| TASK REQUIREMENTS |
Provide the records once more, identical to the original.
══ MATERIAL SUPPLIED ══
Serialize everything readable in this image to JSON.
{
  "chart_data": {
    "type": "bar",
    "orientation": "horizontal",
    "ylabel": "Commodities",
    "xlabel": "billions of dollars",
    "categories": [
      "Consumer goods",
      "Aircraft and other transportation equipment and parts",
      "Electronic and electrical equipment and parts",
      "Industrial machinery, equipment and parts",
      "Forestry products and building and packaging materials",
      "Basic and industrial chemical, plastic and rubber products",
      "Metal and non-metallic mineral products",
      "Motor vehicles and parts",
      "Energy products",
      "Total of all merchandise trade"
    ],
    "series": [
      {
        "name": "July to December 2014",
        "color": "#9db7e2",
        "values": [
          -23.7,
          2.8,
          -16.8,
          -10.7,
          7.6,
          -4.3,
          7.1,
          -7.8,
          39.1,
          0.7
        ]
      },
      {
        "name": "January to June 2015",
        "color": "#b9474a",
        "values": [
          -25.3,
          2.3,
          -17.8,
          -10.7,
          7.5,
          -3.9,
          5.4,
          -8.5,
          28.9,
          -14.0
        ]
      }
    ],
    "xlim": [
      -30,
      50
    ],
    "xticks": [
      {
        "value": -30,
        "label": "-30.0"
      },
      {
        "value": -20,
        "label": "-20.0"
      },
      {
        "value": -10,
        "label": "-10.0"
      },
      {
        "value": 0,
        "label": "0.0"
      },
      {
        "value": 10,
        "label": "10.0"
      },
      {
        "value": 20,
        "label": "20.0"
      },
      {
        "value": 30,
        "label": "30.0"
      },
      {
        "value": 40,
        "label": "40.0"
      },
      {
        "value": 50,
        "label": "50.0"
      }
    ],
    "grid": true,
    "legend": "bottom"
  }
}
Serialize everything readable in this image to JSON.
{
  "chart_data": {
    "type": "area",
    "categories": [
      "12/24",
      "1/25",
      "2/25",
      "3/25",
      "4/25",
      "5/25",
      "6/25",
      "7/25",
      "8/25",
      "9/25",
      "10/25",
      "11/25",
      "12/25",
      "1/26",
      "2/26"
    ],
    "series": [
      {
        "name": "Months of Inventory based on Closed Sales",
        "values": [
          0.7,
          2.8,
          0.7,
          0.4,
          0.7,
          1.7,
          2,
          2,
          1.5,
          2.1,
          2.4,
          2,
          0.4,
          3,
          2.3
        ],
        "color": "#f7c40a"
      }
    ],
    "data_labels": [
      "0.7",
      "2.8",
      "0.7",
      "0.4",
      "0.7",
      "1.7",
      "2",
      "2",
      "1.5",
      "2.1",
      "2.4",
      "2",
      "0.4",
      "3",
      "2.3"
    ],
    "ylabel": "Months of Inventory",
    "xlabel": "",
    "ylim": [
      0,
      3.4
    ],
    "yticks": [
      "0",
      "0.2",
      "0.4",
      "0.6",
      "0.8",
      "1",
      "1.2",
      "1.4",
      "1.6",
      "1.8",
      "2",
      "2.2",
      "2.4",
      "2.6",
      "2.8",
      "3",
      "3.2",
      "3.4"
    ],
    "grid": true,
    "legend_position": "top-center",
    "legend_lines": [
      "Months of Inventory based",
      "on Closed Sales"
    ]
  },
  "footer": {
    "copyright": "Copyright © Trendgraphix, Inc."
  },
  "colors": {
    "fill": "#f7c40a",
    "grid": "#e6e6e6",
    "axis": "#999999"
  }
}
═══
| ANSWER TO THE TASK |
Serialize everything readable in this image to JSON.
{
  "chart_data": {
    "type": "bar",
    "orientation": "horizontal",
    "ylabel": "Commodities",
    "xlabel": "billions of dollars",
    "categories": [
      "Consumer goods",
      "Aircraft and other transportation equipment and parts",
      "Electronic and electrical equipment and parts",
      "Industrial machinery, equipment and parts",
      "Forestry products and building and packaging materials",
      "Basic and industrial chemical, plastic and rubber products",
      "Metal and non-metallic mineral products",
      "Motor vehicles and parts",
      "Energy products",
      "Total of all merchandise trade"
    ],
    "series": [
      {
        "name": "July to December 2014",
        "color": "#9db7e2",
        "values": [
          -23.7,
          2.8,
          -16.8,
          -10.7,
          7.6,
          -4.3,
          7.1,
          -7.8,
          39.1,
          0.7
        ]
      },
      {
        "name": "January to June 2015",
        "color": "#b9474a",
        "values": [
          -25.3,
          2.3,
          -17.8,
          -10.7,
          7.5,
          -3.9,
          5.4,
          -8.5,
          28.9,
          -14.0
        ]
      }
    ],
    "xlim": [
      -30,
      50
    ],
    "xticks": [
      {
        "value": -30,
        "label": "-30.0"
      },
      {
        "value": -20,
        "label": "-20.0"
      },
      {
        "value": -10,
        "label": "-10.0"
      },
      {
        "value": 0,
        "label": "0.0"
      },
      {
        "value": 10,
        "label": "10.0"
      },
      {
        "value": 20,
        "label": "20.0"
      },
      {
        "value": 30,
        "label": "30.0"
      },
      {
        "value": 40,
        "label": "40.0"
      },
      {
        "value": 50,
        "label": "50.0"
      }
    ],
    "grid": true,
    "legend": "bottom"
  }
}
Serialize everything readable in this image to JSON.
{
  "chart_data": {
    "type": "area",
    "categories": [
      "12/24",
      "1/25",
      "2/25",
      "3/25",
      "4/25",
      "5/25",
      "6/25",
      "7/25",
      "8/25",
      "9/25",
      "10/25",
      "11/25",
      "12/25",
      "1/26",
      "2/26"
    ],
    "series": [
      {
        "name": "Months of Inventory based on Closed Sales",
        "values": [
          0.7,
          2.8,
          0.7,
          0.4,
          0.7,
          1.7,
          2,
          2,
          1.5,
          2.1,
          2.4,
          2,
          0.4,
          3,
          2.3
        ],
        "color": "#f7c40a"
      }
    ],
    "data_labels": [
      "0.7",
      "2.8",
      "0.7",
      "0.4",
      "0.7",
      "1.7",
      "2",
      "2",
      "1.5",
      "2.1",
      "2.4",
      "2",
      "0.4",
      "3",
      "2.3"
    ],
    "ylabel": "Months of Inventory",
    "xlabel": "",
    "ylim": [
      0,
      3.4
    ],
    "yticks": [
      "0",
      "0.2",
      "0.4",
      "0.6",
      "0.8",
      "1",
      "1.2",
      "1.4",
      "1.6",
      "1.8",
      "2",
      "2.2",
      "2.4",
      "2.6",
      "2.8",
      "3",
      "3.2",
      "3.4"
    ],
    "grid": true,
    "legend_position": "top-center",
    "legend_lines": [
      "Months of Inventory based",
      "on Closed Sales"
    ]
  },
  "footer": {
    "copyright": "Copyright © Trendgraphix, Inc."
  },
  "colors": {
    "fill": "#f7c40a",
    "grid": "#e6e6e6",
    "axis": "#999999"
  }
}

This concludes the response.